• [Collected data entries]
[start]

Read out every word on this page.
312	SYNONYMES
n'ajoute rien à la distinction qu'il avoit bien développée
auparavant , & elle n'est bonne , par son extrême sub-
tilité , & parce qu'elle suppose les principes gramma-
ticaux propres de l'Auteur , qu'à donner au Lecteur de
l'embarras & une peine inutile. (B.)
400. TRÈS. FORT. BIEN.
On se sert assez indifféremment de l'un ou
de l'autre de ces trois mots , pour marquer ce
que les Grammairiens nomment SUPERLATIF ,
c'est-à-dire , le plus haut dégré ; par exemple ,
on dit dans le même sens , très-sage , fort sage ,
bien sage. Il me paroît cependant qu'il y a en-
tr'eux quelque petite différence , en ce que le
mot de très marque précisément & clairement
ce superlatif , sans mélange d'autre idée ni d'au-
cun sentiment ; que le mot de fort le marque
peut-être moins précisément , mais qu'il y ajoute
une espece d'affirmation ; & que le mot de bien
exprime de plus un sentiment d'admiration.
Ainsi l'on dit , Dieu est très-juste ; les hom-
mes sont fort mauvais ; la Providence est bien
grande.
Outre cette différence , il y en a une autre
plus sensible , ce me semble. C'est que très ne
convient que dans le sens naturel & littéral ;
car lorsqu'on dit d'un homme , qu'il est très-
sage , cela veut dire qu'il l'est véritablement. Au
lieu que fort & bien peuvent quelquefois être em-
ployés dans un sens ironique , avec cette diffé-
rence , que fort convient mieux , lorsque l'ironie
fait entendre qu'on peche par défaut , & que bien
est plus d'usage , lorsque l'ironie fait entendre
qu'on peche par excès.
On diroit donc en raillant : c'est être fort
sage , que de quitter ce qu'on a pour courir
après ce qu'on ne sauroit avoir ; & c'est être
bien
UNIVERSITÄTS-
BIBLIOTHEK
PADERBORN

[end]

• [Task] Above are the records; retype every one exactly.

• [Output below]
Read out every word on this page.
312	SYNONYMES
n'ajoute rien à la distinction qu'il avoit bien développée
auparavant , & elle n'est bonne , par son extrême sub-
tilité , & parce qu'elle suppose les principes gramma-
ticaux propres de l'Auteur , qu'à donner au Lecteur de
l'embarras & une peine inutile. (B.)
400. TRÈS. FORT. BIEN.
On se sert assez indifféremment de l'un ou
de l'autre de ces trois mots , pour marquer ce
que les Grammairiens nomment SUPERLATIF ,
c'est-à-dire , le plus haut dégré ; par exemple ,
on dit dans le même sens , très-sage , fort sage ,
bien sage. Il me paroît cependant qu'il y a en-
tr'eux quelque petite différence , en ce que le
mot de très marque précisément & clairement
ce superlatif , sans mélange d'autre idée ni d'au-
cun sentiment ; que le mot de fort le marque
peut-être moins précisément , mais qu'il y ajoute
une espece d'affirmation ; & que le mot de bien
exprime de plus un sentiment d'admiration.
Ainsi l'on dit , Dieu est très-juste ; les hom-
mes sont fort mauvais ; la Providence est bien
grande.
Outre cette différence , il y en a une autre
plus sensible , ce me semble. C'est que très ne
convient que dans le sens naturel & littéral ;
car lorsqu'on dit d'un homme , qu'il est très-
sage , cela veut dire qu'il l'est véritablement. Au
lieu que fort & bien peuvent quelquefois être em-
ployés dans un sens ironique , avec cette diffé-
rence , que fort convient mieux , lorsque l'ironie
fait entendre qu'on peche par défaut , & que bien
est plus d'usage , lorsque l'ironie fait entendre
qu'on peche par excès.
On diroit donc en raillant : c'est être fort
sage , que de quitter ce qu'on a pour courir
après ce qu'on ne sauroit avoir ; & c'est être
bien
UNIVERSITÄTS-
BIBLIOTHEK
PADERBORN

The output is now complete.